**Source**

* Start *

U.S. Supreme Court justice Neil Gorsuch, President Trump’s appointee, is expected to be the deciding vote in the pivotal union case Janus v AFSCME. But during oral arguments in the case on Feb. 26, Gorsuch gave no sign which side he’ll take. He asked no questions, made little eye contact with attorneys, and often rested his chin in his hands. It’s pretty clear where the rest of the nine will land: Assuming they continue to hold the positions they held in a deadlocked nearly-identical case in 2016, the other four Republican-appointed justices will side with Janus, and the four Democratic-appointed justices will side with AFSCME.
In Janus v AFSCME, the National Right to Work Legal Defense Foundation is arguing — on behalf of Illinois state worker Mark Janus — that any requirement that public sector workers contribute to a union’s costs of representing them is an unconstitutional infringement of First Amendment free speech rights. The group is asking the Court to overturn its unanimous 1977 Abood decision, which ruled that union-represented employees who don’t want to join the union can’t be required to pay for union political speech, but can be required to pay a “fair share” or “agency” fee covering the costs of negotiating contracts and representing workers in grievances.

* End *

Bounding box listing
* Start *

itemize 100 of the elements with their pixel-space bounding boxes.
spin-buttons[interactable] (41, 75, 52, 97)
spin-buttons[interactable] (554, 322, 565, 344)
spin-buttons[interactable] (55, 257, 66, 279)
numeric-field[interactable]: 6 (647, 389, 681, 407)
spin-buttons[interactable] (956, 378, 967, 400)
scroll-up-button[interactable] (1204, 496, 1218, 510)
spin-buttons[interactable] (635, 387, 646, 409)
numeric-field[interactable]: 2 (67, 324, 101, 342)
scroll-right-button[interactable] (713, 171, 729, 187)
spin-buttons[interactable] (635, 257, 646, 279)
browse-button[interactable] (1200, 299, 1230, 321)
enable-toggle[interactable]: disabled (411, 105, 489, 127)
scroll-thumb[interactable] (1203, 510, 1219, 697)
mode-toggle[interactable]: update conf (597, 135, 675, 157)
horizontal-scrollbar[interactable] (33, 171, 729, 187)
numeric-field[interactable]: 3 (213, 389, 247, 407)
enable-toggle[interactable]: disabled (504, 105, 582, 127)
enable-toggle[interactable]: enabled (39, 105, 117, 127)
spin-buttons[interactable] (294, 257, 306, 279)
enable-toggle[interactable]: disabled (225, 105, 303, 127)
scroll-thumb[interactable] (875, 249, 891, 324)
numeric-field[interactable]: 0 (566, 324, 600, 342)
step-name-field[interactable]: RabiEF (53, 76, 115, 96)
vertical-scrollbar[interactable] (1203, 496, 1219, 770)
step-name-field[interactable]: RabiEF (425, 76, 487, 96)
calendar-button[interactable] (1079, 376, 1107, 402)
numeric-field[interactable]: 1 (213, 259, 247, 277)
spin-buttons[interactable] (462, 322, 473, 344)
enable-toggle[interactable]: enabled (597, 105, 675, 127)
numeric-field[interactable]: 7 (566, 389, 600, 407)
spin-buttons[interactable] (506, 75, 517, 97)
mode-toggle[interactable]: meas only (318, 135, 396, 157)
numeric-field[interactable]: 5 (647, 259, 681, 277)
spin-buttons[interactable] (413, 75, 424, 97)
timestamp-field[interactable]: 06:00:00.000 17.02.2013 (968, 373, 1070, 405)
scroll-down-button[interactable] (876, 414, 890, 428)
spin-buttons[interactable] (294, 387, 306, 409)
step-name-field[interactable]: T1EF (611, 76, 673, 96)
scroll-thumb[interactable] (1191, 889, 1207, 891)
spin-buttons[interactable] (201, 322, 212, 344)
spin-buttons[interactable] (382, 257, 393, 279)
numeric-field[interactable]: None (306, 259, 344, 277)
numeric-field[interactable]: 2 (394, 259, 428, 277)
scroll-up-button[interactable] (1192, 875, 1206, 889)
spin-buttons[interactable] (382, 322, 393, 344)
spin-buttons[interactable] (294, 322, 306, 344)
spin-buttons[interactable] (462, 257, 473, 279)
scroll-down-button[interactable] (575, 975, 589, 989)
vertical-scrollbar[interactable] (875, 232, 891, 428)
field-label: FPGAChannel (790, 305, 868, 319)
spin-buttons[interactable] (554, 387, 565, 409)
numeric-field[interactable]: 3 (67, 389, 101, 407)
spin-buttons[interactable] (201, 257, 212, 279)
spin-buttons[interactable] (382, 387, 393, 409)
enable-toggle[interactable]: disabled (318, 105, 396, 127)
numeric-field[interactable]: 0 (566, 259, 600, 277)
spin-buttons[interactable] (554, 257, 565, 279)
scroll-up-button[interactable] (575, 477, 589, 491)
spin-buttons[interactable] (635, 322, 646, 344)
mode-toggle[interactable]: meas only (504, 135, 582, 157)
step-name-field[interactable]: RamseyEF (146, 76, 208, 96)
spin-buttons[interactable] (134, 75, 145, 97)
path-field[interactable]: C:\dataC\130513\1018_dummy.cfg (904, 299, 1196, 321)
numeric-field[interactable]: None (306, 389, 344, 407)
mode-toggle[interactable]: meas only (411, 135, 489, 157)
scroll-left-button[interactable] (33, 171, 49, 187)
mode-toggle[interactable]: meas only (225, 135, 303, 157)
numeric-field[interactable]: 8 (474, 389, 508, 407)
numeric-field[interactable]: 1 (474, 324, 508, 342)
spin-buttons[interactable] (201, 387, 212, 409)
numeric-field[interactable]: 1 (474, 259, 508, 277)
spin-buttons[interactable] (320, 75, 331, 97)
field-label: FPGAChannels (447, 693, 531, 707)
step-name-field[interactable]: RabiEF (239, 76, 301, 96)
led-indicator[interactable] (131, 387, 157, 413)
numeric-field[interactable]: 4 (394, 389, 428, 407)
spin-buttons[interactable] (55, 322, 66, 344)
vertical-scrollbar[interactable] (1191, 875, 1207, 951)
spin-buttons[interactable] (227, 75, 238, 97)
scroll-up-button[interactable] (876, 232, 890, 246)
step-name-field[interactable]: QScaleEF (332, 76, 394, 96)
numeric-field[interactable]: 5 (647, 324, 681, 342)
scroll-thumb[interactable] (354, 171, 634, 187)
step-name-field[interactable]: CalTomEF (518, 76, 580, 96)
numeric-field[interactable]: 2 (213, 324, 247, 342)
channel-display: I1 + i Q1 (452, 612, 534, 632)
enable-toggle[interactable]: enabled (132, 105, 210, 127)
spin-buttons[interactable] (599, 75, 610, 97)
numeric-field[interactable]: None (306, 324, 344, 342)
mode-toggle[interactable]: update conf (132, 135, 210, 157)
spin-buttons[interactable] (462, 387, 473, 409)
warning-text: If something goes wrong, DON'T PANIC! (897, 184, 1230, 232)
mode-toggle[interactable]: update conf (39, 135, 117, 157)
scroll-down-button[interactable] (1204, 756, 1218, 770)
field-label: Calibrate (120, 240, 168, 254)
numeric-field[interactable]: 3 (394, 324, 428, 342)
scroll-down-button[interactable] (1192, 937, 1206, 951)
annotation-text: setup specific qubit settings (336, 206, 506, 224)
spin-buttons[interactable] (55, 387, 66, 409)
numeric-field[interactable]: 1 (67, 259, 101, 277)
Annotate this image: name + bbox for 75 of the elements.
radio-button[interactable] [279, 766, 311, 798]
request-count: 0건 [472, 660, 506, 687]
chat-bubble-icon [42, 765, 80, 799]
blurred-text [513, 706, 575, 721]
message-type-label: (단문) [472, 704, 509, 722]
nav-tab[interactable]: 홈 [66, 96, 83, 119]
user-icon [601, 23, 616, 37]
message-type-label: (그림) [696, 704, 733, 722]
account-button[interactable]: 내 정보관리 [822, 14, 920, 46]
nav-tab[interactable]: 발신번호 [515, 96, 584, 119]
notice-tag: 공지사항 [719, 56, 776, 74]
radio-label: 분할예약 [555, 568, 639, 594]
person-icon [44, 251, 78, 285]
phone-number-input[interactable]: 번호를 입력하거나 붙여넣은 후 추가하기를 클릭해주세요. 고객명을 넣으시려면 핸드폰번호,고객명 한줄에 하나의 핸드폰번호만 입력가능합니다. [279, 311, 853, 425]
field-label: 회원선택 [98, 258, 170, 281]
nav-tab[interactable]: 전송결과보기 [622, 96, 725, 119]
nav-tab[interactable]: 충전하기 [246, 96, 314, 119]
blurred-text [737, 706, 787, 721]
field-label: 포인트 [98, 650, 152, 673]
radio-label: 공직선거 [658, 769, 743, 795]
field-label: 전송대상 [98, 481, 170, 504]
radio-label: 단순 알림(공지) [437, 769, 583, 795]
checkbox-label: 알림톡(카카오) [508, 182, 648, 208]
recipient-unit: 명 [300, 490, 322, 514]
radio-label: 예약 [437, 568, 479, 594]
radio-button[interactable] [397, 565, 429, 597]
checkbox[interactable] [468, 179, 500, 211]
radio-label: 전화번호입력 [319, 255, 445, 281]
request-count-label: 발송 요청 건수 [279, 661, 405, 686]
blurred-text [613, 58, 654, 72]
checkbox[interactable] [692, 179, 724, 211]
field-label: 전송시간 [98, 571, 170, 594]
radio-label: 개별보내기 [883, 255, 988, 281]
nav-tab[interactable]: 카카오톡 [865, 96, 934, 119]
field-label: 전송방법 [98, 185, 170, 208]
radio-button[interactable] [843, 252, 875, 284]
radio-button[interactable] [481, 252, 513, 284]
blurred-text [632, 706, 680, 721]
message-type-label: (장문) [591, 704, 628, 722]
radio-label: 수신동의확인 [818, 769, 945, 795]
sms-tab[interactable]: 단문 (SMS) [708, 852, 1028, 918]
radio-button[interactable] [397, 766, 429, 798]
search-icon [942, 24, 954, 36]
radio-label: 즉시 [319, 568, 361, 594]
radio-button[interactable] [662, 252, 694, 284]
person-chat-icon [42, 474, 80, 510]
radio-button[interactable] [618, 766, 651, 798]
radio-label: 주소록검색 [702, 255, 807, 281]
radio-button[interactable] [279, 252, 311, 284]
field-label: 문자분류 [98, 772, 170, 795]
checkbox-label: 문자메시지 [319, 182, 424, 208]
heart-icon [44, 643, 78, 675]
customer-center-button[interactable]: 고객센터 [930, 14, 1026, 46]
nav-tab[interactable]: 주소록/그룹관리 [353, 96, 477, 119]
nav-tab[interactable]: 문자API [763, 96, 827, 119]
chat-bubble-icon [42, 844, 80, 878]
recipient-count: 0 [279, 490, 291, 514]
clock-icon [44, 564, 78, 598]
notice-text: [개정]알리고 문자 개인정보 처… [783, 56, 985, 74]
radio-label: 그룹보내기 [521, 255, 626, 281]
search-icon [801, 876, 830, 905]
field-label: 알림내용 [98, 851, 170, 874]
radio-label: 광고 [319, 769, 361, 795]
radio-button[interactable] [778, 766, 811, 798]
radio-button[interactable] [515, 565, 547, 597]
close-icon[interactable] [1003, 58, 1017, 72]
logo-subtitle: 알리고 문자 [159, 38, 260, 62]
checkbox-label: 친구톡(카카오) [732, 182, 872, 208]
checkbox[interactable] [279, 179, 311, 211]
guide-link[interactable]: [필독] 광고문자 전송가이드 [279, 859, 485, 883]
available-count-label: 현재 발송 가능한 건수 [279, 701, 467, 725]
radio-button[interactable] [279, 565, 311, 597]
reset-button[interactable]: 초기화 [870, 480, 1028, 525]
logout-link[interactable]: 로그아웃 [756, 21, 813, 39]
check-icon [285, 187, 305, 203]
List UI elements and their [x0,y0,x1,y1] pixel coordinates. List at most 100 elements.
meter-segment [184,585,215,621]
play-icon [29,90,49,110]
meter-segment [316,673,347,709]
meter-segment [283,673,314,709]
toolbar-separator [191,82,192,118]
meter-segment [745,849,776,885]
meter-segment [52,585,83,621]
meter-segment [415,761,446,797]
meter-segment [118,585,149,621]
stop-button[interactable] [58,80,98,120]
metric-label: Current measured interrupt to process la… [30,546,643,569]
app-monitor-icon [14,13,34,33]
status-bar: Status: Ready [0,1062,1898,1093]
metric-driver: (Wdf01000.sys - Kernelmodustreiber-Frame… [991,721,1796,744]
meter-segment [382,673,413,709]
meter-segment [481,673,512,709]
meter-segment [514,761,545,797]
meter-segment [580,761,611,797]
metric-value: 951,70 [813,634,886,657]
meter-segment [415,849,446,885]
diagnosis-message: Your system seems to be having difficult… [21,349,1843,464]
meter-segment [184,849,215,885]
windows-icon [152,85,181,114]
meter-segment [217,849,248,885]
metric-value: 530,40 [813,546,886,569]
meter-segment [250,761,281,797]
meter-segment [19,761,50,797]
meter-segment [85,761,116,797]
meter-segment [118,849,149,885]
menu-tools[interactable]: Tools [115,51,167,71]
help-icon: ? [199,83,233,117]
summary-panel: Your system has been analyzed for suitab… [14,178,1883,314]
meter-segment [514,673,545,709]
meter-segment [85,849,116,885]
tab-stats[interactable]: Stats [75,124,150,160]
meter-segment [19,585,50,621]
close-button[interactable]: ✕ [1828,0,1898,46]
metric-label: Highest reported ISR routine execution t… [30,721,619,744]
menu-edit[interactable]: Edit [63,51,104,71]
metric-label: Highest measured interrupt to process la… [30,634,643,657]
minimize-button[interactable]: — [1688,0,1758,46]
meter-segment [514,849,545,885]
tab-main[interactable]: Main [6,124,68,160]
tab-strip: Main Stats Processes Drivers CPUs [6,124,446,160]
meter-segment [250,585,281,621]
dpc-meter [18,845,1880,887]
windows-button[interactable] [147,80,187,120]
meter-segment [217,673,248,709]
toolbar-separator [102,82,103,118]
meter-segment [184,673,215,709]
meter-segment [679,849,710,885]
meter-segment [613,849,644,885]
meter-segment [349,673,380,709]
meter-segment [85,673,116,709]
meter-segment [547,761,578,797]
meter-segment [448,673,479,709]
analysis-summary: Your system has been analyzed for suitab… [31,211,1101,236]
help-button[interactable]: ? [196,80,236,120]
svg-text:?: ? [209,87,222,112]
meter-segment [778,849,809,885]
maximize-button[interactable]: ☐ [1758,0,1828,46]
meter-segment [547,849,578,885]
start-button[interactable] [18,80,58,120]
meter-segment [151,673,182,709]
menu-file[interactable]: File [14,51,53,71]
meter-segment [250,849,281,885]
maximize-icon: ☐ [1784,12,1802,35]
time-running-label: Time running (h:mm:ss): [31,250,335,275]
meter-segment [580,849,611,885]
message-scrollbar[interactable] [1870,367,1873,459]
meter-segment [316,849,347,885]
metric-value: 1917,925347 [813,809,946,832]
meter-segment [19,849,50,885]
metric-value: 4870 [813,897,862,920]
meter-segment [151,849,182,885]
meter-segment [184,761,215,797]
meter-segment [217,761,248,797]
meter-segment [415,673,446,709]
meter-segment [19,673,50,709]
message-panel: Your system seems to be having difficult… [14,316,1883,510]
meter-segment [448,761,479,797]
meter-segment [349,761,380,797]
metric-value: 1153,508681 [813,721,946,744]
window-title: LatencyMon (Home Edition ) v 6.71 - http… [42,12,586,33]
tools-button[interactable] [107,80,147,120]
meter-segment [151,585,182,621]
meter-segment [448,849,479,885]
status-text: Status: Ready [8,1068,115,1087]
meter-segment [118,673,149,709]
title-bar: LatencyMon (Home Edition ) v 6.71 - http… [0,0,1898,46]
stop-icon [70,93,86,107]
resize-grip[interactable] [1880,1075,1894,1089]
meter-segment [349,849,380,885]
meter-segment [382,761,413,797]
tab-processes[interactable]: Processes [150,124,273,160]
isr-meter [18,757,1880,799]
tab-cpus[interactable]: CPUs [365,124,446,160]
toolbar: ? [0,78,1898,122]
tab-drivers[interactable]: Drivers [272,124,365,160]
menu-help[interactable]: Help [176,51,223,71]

* End *

**Aim**
According to the Janus v AFSCME article, on what date were oral arguments held in the case?

**Task solution**
Feb. 26